Your instructions:
Set down each entry exactly as given; pictures should not appear in the copy.
###
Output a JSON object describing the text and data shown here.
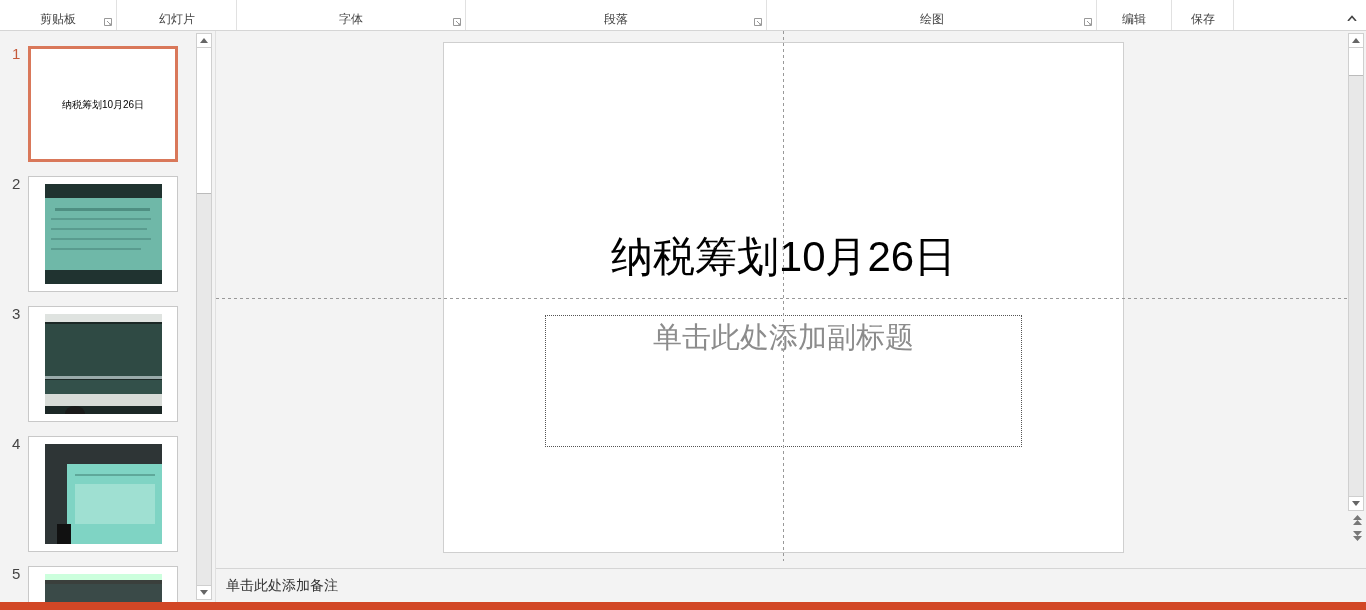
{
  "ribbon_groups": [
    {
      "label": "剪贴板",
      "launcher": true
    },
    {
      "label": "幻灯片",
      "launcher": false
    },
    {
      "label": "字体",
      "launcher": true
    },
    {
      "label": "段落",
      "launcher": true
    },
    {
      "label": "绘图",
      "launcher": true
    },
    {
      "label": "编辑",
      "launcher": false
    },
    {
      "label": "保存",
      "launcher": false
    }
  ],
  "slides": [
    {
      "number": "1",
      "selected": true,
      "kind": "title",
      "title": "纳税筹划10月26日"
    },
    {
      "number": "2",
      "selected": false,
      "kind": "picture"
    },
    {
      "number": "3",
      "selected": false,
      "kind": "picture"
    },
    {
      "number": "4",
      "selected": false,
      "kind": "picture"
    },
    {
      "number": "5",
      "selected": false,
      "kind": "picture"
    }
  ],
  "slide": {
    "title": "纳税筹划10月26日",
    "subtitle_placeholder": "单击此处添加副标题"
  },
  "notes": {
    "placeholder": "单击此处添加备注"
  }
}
###
Answer to this problem:
Output a JSON object describing the text and data shown here.
{
  "ribbon_groups": [
    {
      "label": "剪贴板",
      "launcher": true
    },
    {
      "label": "幻灯片",
      "launcher": false
    },
    {
      "label": "字体",
      "launcher": true
    },
    {
      "label": "段落",
      "launcher": true
    },
    {
      "label": "绘图",
      "launcher": true
    },
    {
      "label": "编辑",
      "launcher": false
    },
    {
      "label": "保存",
      "launcher": false
    }
  ],
  "slides": [
    {
      "number": "1",
      "selected": true,
      "kind": "title",
      "title": "纳税筹划10月26日"
    },
    {
      "number": "2",
      "selected": false,
      "kind": "picture"
    },
    {
      "number": "3",
      "selected": false,
      "kind": "picture"
    },
    {
      "number": "4",
      "selected": false,
      "kind": "picture"
    },
    {
      "number": "5",
      "selected": false,
      "kind": "picture"
    }
  ],
  "slide": {
    "title": "纳税筹划10月26日",
    "subtitle_placeholder": "单击此处添加副标题"
  },
  "notes": {
    "placeholder": "单击此处添加备注"
  }
}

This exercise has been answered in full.